— Start DATASET ROWS —

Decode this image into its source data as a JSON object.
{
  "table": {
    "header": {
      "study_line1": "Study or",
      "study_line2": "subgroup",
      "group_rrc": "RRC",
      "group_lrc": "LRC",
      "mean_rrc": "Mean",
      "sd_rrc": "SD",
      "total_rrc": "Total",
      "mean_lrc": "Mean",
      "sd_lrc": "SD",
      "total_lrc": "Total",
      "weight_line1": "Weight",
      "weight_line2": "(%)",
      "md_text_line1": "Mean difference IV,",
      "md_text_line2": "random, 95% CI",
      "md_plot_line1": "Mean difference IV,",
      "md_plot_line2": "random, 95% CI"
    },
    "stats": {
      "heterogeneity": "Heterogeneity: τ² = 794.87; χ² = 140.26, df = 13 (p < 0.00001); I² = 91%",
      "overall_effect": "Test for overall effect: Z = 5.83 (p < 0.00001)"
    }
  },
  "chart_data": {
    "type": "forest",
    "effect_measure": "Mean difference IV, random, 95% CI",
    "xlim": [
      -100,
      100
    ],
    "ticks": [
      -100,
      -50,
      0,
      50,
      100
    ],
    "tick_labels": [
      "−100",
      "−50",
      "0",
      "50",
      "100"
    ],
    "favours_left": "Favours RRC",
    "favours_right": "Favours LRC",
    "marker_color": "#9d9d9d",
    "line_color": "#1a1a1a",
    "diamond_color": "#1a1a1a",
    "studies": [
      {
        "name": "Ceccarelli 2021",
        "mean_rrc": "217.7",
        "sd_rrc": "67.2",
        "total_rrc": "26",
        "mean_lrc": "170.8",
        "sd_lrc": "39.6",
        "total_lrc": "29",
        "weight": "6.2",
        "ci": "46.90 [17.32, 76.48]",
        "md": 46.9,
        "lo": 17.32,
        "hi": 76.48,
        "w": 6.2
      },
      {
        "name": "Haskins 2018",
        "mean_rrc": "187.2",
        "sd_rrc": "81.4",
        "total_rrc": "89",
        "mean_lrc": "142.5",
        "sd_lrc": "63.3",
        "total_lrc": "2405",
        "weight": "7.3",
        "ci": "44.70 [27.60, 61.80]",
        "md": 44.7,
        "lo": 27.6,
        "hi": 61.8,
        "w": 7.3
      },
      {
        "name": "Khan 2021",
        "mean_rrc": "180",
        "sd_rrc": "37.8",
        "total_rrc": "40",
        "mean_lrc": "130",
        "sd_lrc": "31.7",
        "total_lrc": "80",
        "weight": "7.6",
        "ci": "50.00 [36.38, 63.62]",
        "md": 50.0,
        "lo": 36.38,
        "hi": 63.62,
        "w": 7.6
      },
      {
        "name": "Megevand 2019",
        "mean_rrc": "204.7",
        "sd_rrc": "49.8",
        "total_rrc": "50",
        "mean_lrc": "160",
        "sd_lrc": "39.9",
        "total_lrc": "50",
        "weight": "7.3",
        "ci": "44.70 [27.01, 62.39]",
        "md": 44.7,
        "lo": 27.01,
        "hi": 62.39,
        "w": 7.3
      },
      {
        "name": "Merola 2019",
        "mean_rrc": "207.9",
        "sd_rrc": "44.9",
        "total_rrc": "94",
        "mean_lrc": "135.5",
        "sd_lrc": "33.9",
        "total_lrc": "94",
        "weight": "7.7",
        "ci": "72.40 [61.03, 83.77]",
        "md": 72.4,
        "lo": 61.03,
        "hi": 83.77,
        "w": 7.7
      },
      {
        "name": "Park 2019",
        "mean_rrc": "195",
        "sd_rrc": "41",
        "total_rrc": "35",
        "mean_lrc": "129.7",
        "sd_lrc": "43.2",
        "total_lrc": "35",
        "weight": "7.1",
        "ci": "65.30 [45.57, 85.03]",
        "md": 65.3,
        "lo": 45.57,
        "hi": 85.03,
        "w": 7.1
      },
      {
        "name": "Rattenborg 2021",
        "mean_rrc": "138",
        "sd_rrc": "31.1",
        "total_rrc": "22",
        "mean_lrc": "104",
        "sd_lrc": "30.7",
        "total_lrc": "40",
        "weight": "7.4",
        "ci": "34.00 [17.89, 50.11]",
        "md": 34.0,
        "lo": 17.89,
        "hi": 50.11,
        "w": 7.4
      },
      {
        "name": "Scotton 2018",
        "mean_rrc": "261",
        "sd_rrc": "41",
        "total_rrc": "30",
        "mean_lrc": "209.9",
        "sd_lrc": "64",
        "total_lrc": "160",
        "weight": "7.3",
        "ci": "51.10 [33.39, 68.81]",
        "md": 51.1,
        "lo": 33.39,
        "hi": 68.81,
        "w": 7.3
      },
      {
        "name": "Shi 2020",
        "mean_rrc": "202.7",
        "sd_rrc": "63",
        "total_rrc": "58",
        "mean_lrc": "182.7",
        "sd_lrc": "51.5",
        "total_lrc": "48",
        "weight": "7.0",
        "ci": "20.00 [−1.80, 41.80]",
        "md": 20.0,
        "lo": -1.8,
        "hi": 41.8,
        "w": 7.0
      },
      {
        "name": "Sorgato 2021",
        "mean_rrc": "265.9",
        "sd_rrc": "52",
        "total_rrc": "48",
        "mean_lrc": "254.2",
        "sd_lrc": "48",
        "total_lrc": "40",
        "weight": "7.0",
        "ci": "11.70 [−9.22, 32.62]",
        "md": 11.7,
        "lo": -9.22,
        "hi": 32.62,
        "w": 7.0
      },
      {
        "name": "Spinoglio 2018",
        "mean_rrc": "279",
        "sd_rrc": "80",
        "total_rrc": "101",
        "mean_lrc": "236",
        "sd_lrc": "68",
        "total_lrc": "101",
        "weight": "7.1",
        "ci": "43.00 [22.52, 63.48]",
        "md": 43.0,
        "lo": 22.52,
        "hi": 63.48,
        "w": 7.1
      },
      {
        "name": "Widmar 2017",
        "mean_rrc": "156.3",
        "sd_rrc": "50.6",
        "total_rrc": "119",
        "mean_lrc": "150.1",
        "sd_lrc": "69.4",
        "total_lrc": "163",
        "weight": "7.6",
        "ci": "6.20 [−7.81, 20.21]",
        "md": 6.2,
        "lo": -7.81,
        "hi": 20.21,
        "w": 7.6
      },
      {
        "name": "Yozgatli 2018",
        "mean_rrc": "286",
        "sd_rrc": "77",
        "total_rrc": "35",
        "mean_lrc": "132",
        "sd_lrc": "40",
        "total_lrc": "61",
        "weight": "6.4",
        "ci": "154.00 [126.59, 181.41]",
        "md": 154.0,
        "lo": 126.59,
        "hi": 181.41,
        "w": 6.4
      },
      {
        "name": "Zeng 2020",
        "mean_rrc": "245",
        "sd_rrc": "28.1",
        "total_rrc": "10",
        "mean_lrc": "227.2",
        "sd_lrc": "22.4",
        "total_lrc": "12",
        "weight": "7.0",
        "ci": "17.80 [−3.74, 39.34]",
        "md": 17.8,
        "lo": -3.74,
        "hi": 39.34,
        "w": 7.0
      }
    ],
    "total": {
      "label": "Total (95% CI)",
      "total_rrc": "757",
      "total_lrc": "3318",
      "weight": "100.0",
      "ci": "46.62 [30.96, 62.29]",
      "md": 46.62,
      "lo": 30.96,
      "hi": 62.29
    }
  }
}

— End DATASET ROWS —

* [WORK TO BE COMPLETED]: Copy out the full listing exactly.

* [FINAL ANSWER]:
Decode this image into its source data as a JSON object.
{
  "table": {
    "header": {
      "study_line1": "Study or",
      "study_line2": "subgroup",
      "group_rrc": "RRC",
      "group_lrc": "LRC",
      "mean_rrc": "Mean",
      "sd_rrc": "SD",
      "total_rrc": "Total",
      "mean_lrc": "Mean",
      "sd_lrc": "SD",
      "total_lrc": "Total",
      "weight_line1": "Weight",
      "weight_line2": "(%)",
      "md_text_line1": "Mean difference IV,",
      "md_text_line2": "random, 95% CI",
      "md_plot_line1": "Mean difference IV,",
      "md_plot_line2": "random, 95% CI"
    },
    "stats": {
      "heterogeneity": "Heterogeneity: τ² = 794.87; χ² = 140.26, df = 13 (p < 0.00001); I² = 91%",
      "overall_effect": "Test for overall effect: Z = 5.83 (p < 0.00001)"
    }
  },
  "chart_data": {
    "type": "forest",
    "effect_measure": "Mean difference IV, random, 95% CI",
    "xlim": [
      -100,
      100
    ],
    "ticks": [
      -100,
      -50,
      0,
      50,
      100
    ],
    "tick_labels": [
      "−100",
      "−50",
      "0",
      "50",
      "100"
    ],
    "favours_left": "Favours RRC",
    "favours_right": "Favours LRC",
    "marker_color": "#9d9d9d",
    "line_color": "#1a1a1a",
    "diamond_color": "#1a1a1a",
    "studies": [
      {
        "name": "Ceccarelli 2021",
        "mean_rrc": "217.7",
        "sd_rrc": "67.2",
        "total_rrc": "26",
        "mean_lrc": "170.8",
        "sd_lrc": "39.6",
        "total_lrc": "29",
        "weight": "6.2",
        "ci": "46.90 [17.32, 76.48]",
        "md": 46.9,
        "lo": 17.32,
        "hi": 76.48,
        "w": 6.2
      },
      {
        "name": "Haskins 2018",
        "mean_rrc": "187.2",
        "sd_rrc": "81.4",
        "total_rrc": "89",
        "mean_lrc": "142.5",
        "sd_lrc": "63.3",
        "total_lrc": "2405",
        "weight": "7.3",
        "ci": "44.70 [27.60, 61.80]",
        "md": 44.7,
        "lo": 27.6,
        "hi": 61.8,
        "w": 7.3
      },
      {
        "name": "Khan 2021",
        "mean_rrc": "180",
        "sd_rrc": "37.8",
        "total_rrc": "40",
        "mean_lrc": "130",
        "sd_lrc": "31.7",
        "total_lrc": "80",
        "weight": "7.6",
        "ci": "50.00 [36.38, 63.62]",
        "md": 50.0,
        "lo": 36.38,
        "hi": 63.62,
        "w": 7.6
      },
      {
        "name": "Megevand 2019",
        "mean_rrc": "204.7",
        "sd_rrc": "49.8",
        "total_rrc": "50",
        "mean_lrc": "160",
        "sd_lrc": "39.9",
        "total_lrc": "50",
        "weight": "7.3",
        "ci": "44.70 [27.01, 62.39]",
        "md": 44.7,
        "lo": 27.01,
        "hi": 62.39,
        "w": 7.3
      },
      {
        "name": "Merola 2019",
        "mean_rrc": "207.9",
        "sd_rrc": "44.9",
        "total_rrc": "94",
        "mean_lrc": "135.5",
        "sd_lrc": "33.9",
        "total_lrc": "94",
        "weight": "7.7",
        "ci": "72.40 [61.03, 83.77]",
        "md": 72.4,
        "lo": 61.03,
        "hi": 83.77,
        "w": 7.7
      },
      {
        "name": "Park 2019",
        "mean_rrc": "195",
        "sd_rrc": "41",
        "total_rrc": "35",
        "mean_lrc": "129.7",
        "sd_lrc": "43.2",
        "total_lrc": "35",
        "weight": "7.1",
        "ci": "65.30 [45.57, 85.03]",
        "md": 65.3,
        "lo": 45.57,
        "hi": 85.03,
        "w": 7.1
      },
      {
        "name": "Rattenborg 2021",
        "mean_rrc": "138",
        "sd_rrc": "31.1",
        "total_rrc": "22",
        "mean_lrc": "104",
        "sd_lrc": "30.7",
        "total_lrc": "40",
        "weight": "7.4",
        "ci": "34.00 [17.89, 50.11]",
        "md": 34.0,
        "lo": 17.89,
        "hi": 50.11,
        "w": 7.4
      },
      {
        "name": "Scotton 2018",
        "mean_rrc": "261",
        "sd_rrc": "41",
        "total_rrc": "30",
        "mean_lrc": "209.9",
        "sd_lrc": "64",
        "total_lrc": "160",
        "weight": "7.3",
        "ci": "51.10 [33.39, 68.81]",
        "md": 51.1,
        "lo": 33.39,
        "hi": 68.81,
        "w": 7.3
      },
      {
        "name": "Shi 2020",
        "mean_rrc": "202.7",
        "sd_rrc": "63",
        "total_rrc": "58",
        "mean_lrc": "182.7",
        "sd_lrc": "51.5",
        "total_lrc": "48",
        "weight": "7.0",
        "ci": "20.00 [−1.80, 41.80]",
        "md": 20.0,
        "lo": -1.8,
        "hi": 41.8,
        "w": 7.0
      },
      {
        "name": "Sorgato 2021",
        "mean_rrc": "265.9",
        "sd_rrc": "52",
        "total_rrc": "48",
        "mean_lrc": "254.2",
        "sd_lrc": "48",
        "total_lrc": "40",
        "weight": "7.0",
        "ci": "11.70 [−9.22, 32.62]",
        "md": 11.7,
        "lo": -9.22,
        "hi": 32.62,
        "w": 7.0
      },
      {
        "name": "Spinoglio 2018",
        "mean_rrc": "279",
        "sd_rrc": "80",
        "total_rrc": "101",
        "mean_lrc": "236",
        "sd_lrc": "68",
        "total_lrc": "101",
        "weight": "7.1",
        "ci": "43.00 [22.52, 63.48]",
        "md": 43.0,
        "lo": 22.52,
        "hi": 63.48,
        "w": 7.1
      },
      {
        "name": "Widmar 2017",
        "mean_rrc": "156.3",
        "sd_rrc": "50.6",
        "total_rrc": "119",
        "mean_lrc": "150.1",
        "sd_lrc": "69.4",
        "total_lrc": "163",
        "weight": "7.6",
        "ci": "6.20 [−7.81, 20.21]",
        "md": 6.2,
        "lo": -7.81,
        "hi": 20.21,
        "w": 7.6
      },
      {
        "name": "Yozgatli 2018",
        "mean_rrc": "286",
        "sd_rrc": "77",
        "total_rrc": "35",
        "mean_lrc": "132",
        "sd_lrc": "40",
        "total_lrc": "61",
        "weight": "6.4",
        "ci": "154.00 [126.59, 181.41]",
        "md": 154.0,
        "lo": 126.59,
        "hi": 181.41,
        "w": 6.4
      },
      {
        "name": "Zeng 2020",
        "mean_rrc": "245",
        "sd_rrc": "28.1",
        "total_rrc": "10",
        "mean_lrc": "227.2",
        "sd_lrc": "22.4",
        "total_lrc": "12",
        "weight": "7.0",
        "ci": "17.80 [−3.74, 39.34]",
        "md": 17.8,
        "lo": -3.74,
        "hi": 39.34,
        "w": 7.0
      }
    ],
    "total": {
      "label": "Total (95% CI)",
      "total_rrc": "757",
      "total_lrc": "3318",
      "weight": "100.0",
      "ci": "46.62 [30.96, 62.29]",
      "md": 46.62,
      "lo": 30.96,
      "hi": 62.29
    }
  }
}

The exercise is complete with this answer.